**TASK:**
Please output the lines shown below exactly as they appear.

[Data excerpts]
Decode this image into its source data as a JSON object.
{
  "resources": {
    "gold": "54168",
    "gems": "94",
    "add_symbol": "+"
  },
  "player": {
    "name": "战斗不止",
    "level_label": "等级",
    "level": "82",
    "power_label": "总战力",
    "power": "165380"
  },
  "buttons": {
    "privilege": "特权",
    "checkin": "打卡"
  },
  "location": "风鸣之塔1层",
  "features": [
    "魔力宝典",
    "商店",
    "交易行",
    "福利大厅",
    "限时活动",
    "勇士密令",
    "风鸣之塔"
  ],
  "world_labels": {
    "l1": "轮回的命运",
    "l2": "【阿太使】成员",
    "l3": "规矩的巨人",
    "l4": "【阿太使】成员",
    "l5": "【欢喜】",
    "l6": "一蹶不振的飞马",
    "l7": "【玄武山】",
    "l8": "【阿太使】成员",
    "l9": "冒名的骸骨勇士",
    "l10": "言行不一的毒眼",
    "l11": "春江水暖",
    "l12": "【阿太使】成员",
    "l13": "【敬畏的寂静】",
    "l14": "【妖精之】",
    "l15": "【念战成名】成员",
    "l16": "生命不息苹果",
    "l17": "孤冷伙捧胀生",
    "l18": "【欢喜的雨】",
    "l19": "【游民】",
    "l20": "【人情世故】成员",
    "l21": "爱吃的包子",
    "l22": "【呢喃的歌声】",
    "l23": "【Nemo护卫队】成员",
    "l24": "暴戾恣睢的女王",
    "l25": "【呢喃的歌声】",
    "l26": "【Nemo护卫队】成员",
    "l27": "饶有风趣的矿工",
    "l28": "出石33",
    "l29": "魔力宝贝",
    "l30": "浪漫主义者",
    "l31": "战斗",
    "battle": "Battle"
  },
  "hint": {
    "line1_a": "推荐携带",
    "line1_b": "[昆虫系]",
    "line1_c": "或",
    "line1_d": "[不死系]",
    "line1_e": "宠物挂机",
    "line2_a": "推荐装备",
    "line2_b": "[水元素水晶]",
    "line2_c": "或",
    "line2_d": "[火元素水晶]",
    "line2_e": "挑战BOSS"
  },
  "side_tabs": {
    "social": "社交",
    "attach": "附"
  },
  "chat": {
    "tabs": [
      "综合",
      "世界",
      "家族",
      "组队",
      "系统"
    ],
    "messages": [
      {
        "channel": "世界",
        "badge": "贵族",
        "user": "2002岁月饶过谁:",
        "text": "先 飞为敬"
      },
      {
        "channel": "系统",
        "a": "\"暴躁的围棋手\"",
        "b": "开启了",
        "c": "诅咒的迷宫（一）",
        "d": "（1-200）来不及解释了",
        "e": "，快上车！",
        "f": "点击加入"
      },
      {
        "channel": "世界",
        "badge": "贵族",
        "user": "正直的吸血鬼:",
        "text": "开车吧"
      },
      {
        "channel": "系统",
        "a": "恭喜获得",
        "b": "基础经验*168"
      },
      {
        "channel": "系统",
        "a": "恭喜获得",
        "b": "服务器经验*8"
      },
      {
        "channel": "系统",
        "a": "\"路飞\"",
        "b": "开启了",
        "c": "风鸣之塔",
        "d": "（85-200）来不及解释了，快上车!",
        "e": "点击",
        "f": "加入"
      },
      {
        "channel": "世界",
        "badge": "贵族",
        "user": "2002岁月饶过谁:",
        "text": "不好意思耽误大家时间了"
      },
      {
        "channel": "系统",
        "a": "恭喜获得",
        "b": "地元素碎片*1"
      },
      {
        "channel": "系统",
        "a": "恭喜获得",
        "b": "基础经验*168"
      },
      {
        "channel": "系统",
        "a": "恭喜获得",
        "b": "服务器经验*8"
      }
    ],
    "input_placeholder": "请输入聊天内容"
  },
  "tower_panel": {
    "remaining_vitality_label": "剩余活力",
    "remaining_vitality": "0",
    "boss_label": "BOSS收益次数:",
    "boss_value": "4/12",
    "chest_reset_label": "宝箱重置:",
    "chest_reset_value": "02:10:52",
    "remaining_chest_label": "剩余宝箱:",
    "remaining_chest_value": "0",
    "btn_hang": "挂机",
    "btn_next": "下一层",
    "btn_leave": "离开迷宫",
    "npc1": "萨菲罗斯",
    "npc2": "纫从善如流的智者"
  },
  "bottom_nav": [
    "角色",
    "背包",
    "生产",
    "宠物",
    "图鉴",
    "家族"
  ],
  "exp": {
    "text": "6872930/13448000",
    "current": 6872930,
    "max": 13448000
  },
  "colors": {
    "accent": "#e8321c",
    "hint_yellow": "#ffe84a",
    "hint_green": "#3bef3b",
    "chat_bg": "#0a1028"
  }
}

**TASK RESPONSE:**
Decode this image into its source data as a JSON object.
{
  "resources": {
    "gold": "54168",
    "gems": "94",
    "add_symbol": "+"
  },
  "player": {
    "name": "战斗不止",
    "level_label": "等级",
    "level": "82",
    "power_label": "总战力",
    "power": "165380"
  },
  "buttons": {
    "privilege": "特权",
    "checkin": "打卡"
  },
  "location": "风鸣之塔1层",
  "features": [
    "魔力宝典",
    "商店",
    "交易行",
    "福利大厅",
    "限时活动",
    "勇士密令",
    "风鸣之塔"
  ],
  "world_labels": {
    "l1": "轮回的命运",
    "l2": "【阿太使】成员",
    "l3": "规矩的巨人",
    "l4": "【阿太使】成员",
    "l5": "【欢喜】",
    "l6": "一蹶不振的飞马",
    "l7": "【玄武山】",
    "l8": "【阿太使】成员",
    "l9": "冒名的骸骨勇士",
    "l10": "言行不一的毒眼",
    "l11": "春江水暖",
    "l12": "【阿太使】成员",
    "l13": "【敬畏的寂静】",
    "l14": "【妖精之】",
    "l15": "【念战成名】成员",
    "l16": "生命不息苹果",
    "l17": "孤冷伙捧胀生",
    "l18": "【欢喜的雨】",
    "l19": "【游民】",
    "l20": "【人情世故】成员",
    "l21": "爱吃的包子",
    "l22": "【呢喃的歌声】",
    "l23": "【Nemo护卫队】成员",
    "l24": "暴戾恣睢的女王",
    "l25": "【呢喃的歌声】",
    "l26": "【Nemo护卫队】成员",
    "l27": "饶有风趣的矿工",
    "l28": "出石33",
    "l29": "魔力宝贝",
    "l30": "浪漫主义者",
    "l31": "战斗",
    "battle": "Battle"
  },
  "hint": {
    "line1_a": "推荐携带",
    "line1_b": "[昆虫系]",
    "line1_c": "或",
    "line1_d": "[不死系]",
    "line1_e": "宠物挂机",
    "line2_a": "推荐装备",
    "line2_b": "[水元素水晶]",
    "line2_c": "或",
    "line2_d": "[火元素水晶]",
    "line2_e": "挑战BOSS"
  },
  "side_tabs": {
    "social": "社交",
    "attach": "附"
  },
  "chat": {
    "tabs": [
      "综合",
      "世界",
      "家族",
      "组队",
      "系统"
    ],
    "messages": [
      {
        "channel": "世界",
        "badge": "贵族",
        "user": "2002岁月饶过谁:",
        "text": "先 飞为敬"
      },
      {
        "channel": "系统",
        "a": "\"暴躁的围棋手\"",
        "b": "开启了",
        "c": "诅咒的迷宫（一）",
        "d": "（1-200）来不及解释了",
        "e": "，快上车！",
        "f": "点击加入"
      },
      {
        "channel": "世界",
        "badge": "贵族",
        "user": "正直的吸血鬼:",
        "text": "开车吧"
      },
      {
        "channel": "系统",
        "a": "恭喜获得",
        "b": "基础经验*168"
      },
      {
        "channel": "系统",
        "a": "恭喜获得",
        "b": "服务器经验*8"
      },
      {
        "channel": "系统",
        "a": "\"路飞\"",
        "b": "开启了",
        "c": "风鸣之塔",
        "d": "（85-200）来不及解释了，快上车!",
        "e": "点击",
        "f": "加入"
      },
      {
        "channel": "世界",
        "badge": "贵族",
        "user": "2002岁月饶过谁:",
        "text": "不好意思耽误大家时间了"
      },
      {
        "channel": "系统",
        "a": "恭喜获得",
        "b": "地元素碎片*1"
      },
      {
        "channel": "系统",
        "a": "恭喜获得",
        "b": "基础经验*168"
      },
      {
        "channel": "系统",
        "a": "恭喜获得",
        "b": "服务器经验*8"
      }
    ],
    "input_placeholder": "请输入聊天内容"
  },
  "tower_panel": {
    "remaining_vitality_label": "剩余活力",
    "remaining_vitality": "0",
    "boss_label": "BOSS收益次数:",
    "boss_value": "4/12",
    "chest_reset_label": "宝箱重置:",
    "chest_reset_value": "02:10:52",
    "remaining_chest_label": "剩余宝箱:",
    "remaining_chest_value": "0",
    "btn_hang": "挂机",
    "btn_next": "下一层",
    "btn_leave": "离开迷宫",
    "npc1": "萨菲罗斯",
    "npc2": "纫从善如流的智者"
  },
  "bottom_nav": [
    "角色",
    "背包",
    "生产",
    "宠物",
    "图鉴",
    "家族"
  ],
  "exp": {
    "text": "6872930/13448000",
    "current": 6872930,
    "max": 13448000
  },
  "colors": {
    "accent": "#e8321c",
    "hint_yellow": "#ffe84a",
    "hint_green": "#3bef3b",
    "chat_bg": "#0a1028"
  }
}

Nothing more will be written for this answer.